What this task involves:
Find out how many lines of the material contain the string "انخفاضا" and give only that figure.
* * *
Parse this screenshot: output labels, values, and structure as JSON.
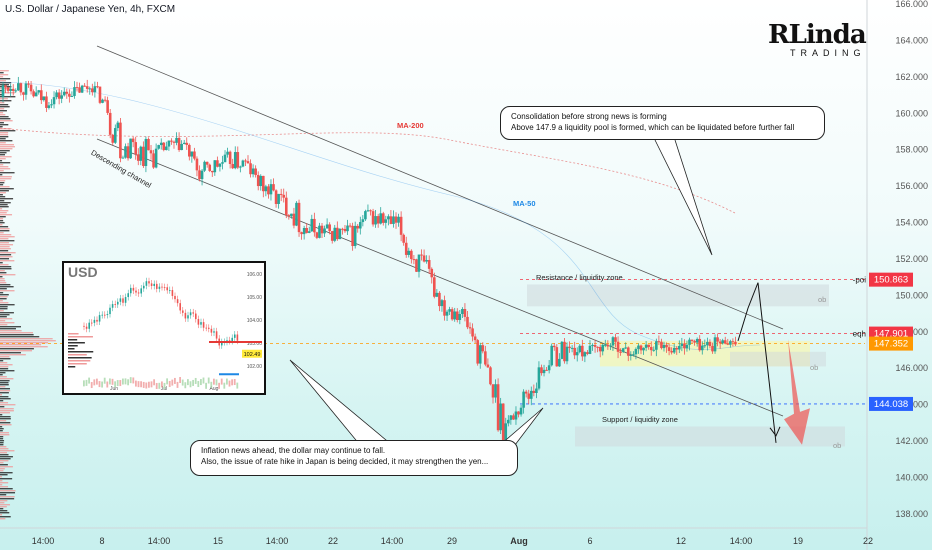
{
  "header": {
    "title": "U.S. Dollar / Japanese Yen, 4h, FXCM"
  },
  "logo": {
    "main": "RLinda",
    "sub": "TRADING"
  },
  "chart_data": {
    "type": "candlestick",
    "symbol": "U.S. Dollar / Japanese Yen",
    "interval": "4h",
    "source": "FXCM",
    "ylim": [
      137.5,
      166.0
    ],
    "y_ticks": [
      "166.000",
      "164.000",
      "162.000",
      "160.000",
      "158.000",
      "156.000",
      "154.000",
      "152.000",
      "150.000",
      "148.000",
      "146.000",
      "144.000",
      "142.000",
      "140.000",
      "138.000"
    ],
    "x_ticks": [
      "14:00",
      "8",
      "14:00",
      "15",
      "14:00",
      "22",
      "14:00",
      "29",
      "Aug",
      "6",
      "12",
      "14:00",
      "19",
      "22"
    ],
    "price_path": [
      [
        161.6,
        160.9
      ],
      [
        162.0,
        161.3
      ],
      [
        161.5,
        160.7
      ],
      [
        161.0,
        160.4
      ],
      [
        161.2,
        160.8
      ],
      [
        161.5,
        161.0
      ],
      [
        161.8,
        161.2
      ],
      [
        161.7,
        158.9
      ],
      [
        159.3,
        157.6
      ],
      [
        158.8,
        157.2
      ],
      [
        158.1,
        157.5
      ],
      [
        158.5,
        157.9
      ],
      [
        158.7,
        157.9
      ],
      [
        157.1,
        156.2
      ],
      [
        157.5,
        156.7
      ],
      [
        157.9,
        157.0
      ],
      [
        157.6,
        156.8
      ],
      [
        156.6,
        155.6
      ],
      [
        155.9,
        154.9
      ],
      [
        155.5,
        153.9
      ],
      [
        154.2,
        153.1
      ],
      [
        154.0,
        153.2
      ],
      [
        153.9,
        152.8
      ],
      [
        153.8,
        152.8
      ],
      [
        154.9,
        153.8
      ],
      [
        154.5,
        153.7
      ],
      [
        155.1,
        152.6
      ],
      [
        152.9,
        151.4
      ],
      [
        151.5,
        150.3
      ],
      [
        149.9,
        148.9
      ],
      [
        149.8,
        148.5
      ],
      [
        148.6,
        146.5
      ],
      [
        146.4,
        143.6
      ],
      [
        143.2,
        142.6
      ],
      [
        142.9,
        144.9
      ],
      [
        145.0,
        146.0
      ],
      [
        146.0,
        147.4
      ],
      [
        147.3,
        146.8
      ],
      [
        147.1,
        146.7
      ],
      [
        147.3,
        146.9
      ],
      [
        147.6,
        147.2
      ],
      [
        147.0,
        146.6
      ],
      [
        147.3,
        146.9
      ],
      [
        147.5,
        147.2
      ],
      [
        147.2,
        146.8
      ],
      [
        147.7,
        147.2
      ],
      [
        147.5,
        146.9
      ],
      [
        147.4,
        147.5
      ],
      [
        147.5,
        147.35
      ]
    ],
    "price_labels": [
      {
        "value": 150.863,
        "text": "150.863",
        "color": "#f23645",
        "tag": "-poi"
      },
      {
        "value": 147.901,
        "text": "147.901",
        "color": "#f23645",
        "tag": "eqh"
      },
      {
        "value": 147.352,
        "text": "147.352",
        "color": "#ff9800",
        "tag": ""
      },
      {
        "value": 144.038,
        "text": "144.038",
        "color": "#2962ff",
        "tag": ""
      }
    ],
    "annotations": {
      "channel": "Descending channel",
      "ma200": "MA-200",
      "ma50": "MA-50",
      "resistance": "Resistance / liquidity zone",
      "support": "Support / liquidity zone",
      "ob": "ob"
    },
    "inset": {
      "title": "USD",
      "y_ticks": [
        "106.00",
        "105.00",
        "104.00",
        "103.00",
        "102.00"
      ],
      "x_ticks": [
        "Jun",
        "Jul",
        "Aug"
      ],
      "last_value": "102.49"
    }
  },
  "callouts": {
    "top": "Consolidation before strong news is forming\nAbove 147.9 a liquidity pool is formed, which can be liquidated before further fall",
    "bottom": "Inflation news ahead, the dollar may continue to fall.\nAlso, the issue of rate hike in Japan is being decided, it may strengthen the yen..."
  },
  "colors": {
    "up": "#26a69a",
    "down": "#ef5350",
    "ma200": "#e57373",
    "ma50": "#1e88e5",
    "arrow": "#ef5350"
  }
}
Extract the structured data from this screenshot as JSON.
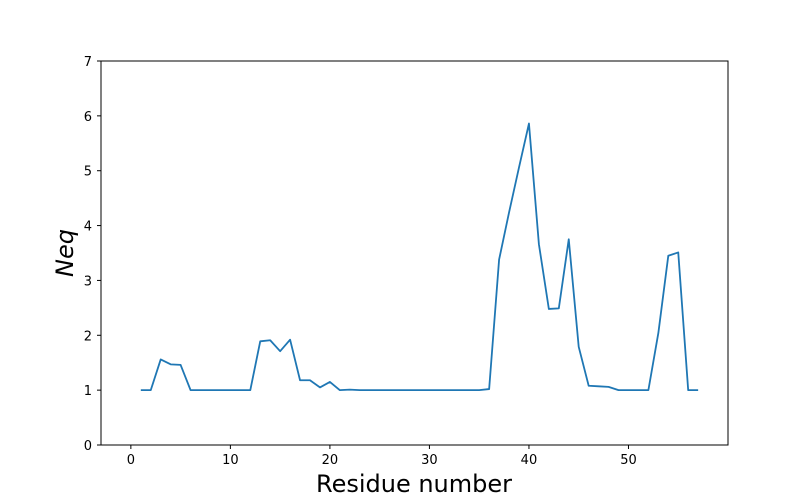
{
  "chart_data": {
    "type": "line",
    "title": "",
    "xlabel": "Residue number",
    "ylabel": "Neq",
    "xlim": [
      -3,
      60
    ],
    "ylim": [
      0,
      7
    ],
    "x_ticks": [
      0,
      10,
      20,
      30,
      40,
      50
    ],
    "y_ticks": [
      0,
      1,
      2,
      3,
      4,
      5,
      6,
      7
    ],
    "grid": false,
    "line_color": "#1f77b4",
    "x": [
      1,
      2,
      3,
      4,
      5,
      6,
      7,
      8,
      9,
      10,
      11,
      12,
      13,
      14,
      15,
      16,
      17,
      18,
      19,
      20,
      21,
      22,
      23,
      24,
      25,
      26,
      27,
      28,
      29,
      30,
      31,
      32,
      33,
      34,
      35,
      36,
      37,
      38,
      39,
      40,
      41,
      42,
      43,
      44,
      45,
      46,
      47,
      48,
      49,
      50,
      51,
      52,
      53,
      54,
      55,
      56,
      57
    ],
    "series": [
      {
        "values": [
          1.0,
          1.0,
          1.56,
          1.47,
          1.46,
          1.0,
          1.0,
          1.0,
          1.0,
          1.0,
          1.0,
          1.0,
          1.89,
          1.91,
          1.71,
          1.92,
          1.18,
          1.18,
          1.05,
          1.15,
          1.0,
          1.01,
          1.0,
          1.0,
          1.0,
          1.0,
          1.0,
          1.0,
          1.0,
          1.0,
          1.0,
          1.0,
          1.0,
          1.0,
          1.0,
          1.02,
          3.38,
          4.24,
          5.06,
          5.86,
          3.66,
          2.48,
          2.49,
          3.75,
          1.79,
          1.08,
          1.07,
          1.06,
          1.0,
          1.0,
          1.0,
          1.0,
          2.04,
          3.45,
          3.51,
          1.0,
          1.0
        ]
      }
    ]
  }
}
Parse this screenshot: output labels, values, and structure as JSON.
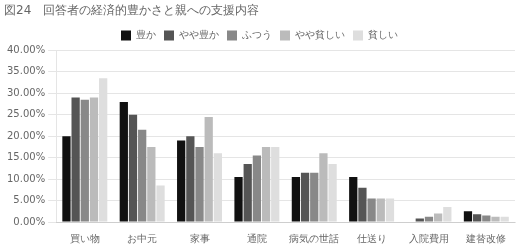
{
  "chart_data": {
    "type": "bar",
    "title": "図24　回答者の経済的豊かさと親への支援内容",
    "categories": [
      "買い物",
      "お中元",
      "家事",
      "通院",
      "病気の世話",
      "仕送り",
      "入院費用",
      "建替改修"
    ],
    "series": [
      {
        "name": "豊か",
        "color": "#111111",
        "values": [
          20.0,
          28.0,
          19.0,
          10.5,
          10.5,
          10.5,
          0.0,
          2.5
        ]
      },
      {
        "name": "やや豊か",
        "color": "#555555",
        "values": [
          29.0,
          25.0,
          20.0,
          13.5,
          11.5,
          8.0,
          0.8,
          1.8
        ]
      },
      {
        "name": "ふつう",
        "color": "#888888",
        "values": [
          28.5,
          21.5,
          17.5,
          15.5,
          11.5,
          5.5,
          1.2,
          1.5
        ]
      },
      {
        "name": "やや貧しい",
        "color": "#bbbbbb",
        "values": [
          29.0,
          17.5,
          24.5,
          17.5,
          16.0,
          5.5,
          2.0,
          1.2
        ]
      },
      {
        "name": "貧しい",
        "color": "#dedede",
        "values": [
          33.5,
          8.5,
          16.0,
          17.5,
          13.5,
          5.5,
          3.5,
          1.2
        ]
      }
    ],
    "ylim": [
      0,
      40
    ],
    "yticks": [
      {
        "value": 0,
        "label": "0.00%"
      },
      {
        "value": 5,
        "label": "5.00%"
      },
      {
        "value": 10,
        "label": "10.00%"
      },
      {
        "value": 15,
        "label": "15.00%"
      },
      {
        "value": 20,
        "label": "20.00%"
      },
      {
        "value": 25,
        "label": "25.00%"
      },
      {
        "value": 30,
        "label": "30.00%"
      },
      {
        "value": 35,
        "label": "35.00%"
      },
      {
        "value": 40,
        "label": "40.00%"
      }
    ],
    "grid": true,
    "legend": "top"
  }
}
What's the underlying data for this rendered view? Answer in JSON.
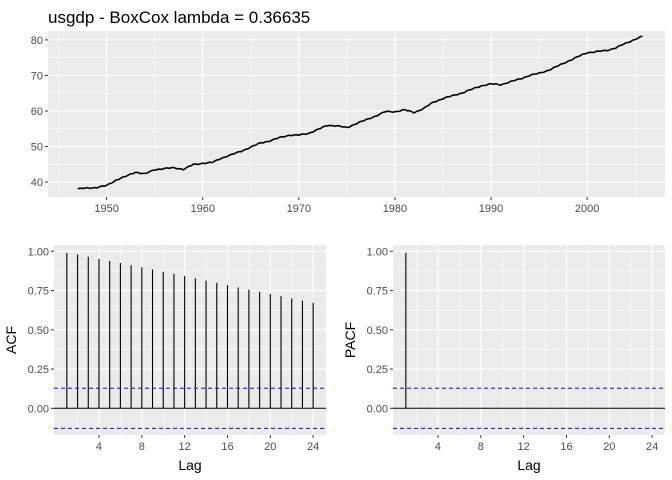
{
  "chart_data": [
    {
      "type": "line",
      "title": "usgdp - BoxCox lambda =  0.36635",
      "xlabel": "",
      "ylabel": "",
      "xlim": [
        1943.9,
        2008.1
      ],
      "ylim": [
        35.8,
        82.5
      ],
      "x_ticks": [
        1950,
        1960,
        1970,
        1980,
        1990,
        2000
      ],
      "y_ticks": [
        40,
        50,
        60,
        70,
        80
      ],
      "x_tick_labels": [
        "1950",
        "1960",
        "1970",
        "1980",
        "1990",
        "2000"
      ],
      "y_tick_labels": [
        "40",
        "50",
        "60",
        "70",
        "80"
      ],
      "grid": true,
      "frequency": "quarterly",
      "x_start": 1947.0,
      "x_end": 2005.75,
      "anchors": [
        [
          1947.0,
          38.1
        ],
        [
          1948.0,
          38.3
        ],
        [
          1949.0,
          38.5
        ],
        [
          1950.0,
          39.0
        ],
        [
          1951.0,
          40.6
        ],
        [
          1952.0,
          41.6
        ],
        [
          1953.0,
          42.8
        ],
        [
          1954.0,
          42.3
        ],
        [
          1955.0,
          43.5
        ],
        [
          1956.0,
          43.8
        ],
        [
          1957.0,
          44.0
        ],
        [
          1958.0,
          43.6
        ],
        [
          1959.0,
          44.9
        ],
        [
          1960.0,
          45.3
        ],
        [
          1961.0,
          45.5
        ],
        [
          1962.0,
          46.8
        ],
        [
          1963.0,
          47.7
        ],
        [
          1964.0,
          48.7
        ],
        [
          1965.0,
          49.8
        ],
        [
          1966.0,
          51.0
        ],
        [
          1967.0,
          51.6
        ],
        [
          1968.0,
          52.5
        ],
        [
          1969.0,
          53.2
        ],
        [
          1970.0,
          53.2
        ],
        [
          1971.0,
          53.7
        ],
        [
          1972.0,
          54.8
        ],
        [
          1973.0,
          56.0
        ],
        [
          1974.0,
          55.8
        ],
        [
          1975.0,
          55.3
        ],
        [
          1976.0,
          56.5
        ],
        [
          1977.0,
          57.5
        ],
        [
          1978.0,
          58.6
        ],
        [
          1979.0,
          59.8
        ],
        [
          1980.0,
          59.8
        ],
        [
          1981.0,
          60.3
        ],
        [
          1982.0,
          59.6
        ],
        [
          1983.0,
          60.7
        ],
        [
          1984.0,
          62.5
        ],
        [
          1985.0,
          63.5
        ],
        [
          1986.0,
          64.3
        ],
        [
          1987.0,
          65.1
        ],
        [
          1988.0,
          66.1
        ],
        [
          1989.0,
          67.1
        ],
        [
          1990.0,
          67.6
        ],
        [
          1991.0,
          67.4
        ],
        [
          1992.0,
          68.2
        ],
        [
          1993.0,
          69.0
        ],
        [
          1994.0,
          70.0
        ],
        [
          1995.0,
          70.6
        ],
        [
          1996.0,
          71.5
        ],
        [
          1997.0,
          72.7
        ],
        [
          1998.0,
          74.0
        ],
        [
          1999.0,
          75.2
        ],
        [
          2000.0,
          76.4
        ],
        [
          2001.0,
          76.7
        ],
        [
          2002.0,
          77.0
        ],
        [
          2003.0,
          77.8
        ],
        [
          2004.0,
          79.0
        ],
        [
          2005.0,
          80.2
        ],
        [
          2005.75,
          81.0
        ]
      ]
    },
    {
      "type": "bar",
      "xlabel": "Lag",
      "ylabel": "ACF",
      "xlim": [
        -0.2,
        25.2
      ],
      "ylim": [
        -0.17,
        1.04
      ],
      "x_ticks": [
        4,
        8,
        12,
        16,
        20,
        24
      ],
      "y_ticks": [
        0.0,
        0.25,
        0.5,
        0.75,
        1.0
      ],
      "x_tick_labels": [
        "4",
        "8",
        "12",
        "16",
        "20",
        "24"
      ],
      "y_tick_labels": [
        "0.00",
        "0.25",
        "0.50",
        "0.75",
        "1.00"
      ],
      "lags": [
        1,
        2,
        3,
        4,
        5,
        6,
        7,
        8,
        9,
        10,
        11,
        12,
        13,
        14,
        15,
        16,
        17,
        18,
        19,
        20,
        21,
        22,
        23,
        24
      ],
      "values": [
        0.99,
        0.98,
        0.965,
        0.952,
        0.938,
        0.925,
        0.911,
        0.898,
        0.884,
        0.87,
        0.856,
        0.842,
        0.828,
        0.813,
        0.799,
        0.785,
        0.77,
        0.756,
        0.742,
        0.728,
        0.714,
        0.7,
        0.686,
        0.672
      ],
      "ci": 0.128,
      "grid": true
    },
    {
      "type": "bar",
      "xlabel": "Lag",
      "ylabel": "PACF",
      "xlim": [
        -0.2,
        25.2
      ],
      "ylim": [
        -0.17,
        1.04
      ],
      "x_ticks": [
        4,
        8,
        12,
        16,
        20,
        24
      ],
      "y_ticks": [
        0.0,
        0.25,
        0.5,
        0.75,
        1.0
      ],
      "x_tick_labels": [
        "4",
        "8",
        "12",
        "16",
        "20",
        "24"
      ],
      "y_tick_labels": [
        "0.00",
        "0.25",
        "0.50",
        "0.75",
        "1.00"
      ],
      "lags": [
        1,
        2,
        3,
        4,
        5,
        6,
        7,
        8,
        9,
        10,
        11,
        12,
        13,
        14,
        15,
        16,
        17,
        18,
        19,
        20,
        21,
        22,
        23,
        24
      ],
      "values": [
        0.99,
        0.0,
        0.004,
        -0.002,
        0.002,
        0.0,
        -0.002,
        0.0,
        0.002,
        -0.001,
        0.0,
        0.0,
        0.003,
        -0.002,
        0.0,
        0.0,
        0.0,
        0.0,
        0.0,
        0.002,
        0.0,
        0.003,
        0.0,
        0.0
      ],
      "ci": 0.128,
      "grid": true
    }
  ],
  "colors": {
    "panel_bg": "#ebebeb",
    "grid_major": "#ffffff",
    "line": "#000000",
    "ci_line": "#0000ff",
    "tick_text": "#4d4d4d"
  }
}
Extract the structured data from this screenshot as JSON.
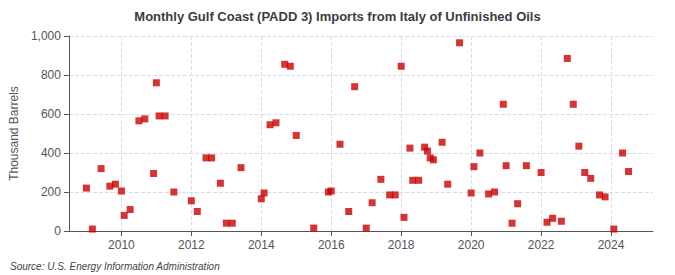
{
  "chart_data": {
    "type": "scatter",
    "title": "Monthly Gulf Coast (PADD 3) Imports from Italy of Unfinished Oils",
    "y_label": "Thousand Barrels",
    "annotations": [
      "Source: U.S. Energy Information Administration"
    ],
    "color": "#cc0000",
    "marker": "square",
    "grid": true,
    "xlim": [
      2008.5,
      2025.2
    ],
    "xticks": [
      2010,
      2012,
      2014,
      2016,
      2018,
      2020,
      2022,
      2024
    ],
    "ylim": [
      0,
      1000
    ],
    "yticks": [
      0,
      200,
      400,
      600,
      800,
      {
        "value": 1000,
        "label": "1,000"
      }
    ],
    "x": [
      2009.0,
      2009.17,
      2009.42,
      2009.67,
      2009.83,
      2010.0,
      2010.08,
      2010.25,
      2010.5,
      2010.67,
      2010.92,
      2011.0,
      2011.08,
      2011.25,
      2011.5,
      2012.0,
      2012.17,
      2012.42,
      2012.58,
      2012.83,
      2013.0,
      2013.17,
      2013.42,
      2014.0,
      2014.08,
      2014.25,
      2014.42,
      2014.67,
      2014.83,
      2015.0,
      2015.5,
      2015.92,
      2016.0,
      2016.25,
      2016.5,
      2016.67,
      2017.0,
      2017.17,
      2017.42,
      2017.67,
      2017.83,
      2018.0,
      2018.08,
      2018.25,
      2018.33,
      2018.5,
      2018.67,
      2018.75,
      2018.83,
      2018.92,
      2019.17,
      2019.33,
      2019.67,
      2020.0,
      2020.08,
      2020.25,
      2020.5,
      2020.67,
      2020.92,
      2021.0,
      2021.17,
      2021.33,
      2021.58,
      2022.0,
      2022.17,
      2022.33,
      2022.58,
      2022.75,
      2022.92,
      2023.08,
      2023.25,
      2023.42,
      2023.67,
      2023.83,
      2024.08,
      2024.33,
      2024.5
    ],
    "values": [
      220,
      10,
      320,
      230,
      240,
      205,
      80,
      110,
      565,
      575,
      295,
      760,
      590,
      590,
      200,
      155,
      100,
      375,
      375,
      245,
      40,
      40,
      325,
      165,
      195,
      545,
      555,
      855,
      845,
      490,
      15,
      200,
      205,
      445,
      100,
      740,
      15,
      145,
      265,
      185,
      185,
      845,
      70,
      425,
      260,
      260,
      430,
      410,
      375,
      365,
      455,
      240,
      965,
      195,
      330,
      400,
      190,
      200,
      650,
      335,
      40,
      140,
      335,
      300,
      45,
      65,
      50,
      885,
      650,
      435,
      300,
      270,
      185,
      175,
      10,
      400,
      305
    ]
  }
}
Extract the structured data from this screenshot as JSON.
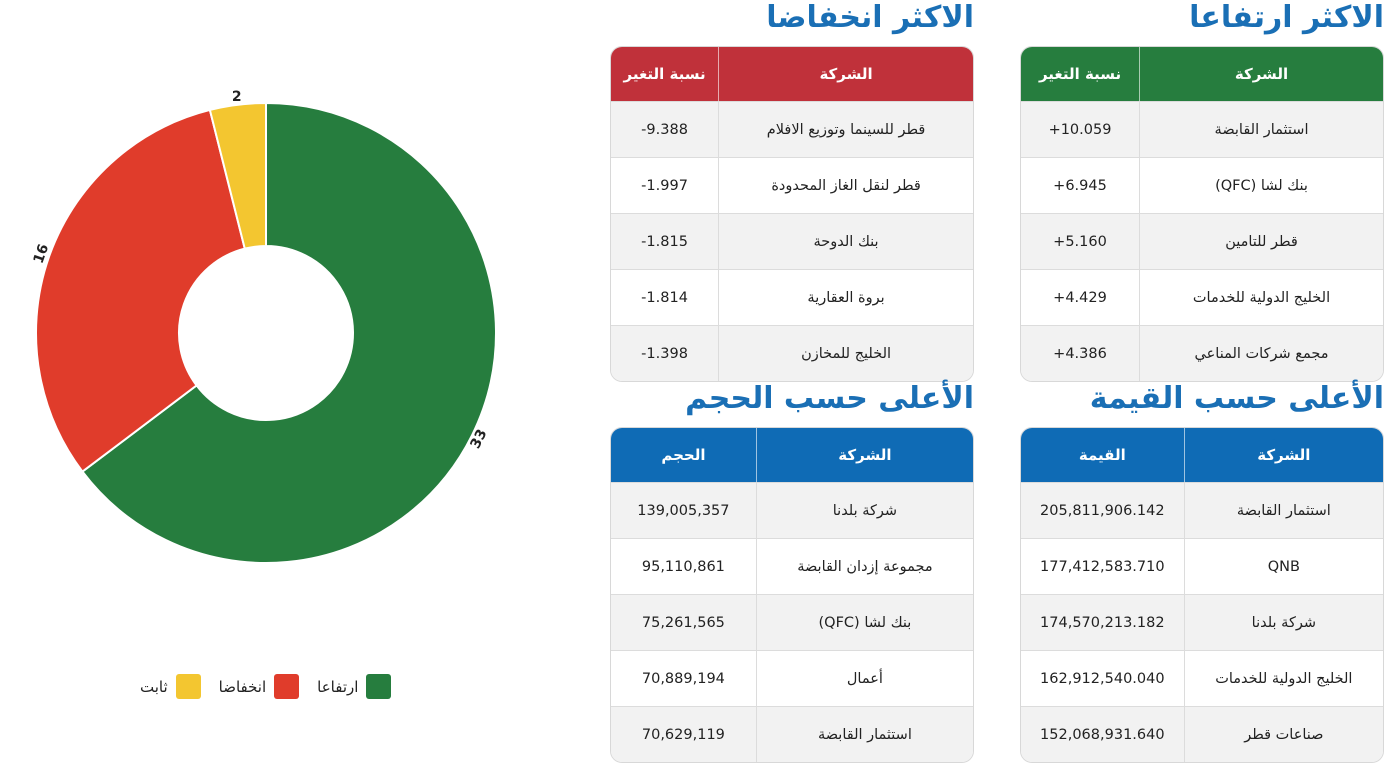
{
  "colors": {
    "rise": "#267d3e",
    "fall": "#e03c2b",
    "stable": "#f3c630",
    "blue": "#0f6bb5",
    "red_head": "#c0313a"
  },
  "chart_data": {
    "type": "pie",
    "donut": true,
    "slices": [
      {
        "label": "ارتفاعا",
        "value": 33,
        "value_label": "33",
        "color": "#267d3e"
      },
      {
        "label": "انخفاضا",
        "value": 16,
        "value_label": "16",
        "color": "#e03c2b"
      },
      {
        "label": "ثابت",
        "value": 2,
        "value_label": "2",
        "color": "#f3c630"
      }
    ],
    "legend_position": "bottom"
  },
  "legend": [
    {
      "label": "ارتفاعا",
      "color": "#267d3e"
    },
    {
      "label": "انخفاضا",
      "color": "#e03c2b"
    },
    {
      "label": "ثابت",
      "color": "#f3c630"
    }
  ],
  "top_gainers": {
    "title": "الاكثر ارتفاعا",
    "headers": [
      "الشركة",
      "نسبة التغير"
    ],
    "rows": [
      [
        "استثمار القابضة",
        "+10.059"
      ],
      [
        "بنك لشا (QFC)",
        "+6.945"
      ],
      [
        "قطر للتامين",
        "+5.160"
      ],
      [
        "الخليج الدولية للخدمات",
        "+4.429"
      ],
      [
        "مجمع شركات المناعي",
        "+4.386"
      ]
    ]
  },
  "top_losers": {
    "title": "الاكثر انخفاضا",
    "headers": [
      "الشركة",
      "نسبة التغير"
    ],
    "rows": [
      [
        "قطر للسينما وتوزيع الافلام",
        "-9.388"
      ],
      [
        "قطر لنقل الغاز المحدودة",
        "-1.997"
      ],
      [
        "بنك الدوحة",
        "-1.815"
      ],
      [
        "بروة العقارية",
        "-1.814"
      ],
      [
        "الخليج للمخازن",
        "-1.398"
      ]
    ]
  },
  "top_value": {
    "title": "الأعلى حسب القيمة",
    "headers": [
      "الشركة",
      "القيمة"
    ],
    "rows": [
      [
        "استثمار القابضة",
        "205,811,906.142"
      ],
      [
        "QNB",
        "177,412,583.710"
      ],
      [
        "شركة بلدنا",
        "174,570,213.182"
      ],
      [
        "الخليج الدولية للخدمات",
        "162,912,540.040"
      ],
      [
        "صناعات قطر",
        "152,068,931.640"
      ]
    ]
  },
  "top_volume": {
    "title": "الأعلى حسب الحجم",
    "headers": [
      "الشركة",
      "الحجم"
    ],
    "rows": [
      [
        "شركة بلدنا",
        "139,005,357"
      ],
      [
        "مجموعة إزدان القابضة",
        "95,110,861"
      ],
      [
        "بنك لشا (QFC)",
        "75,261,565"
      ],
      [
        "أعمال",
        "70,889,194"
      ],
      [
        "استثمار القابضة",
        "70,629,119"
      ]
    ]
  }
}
* * *
Output for this exercise:
3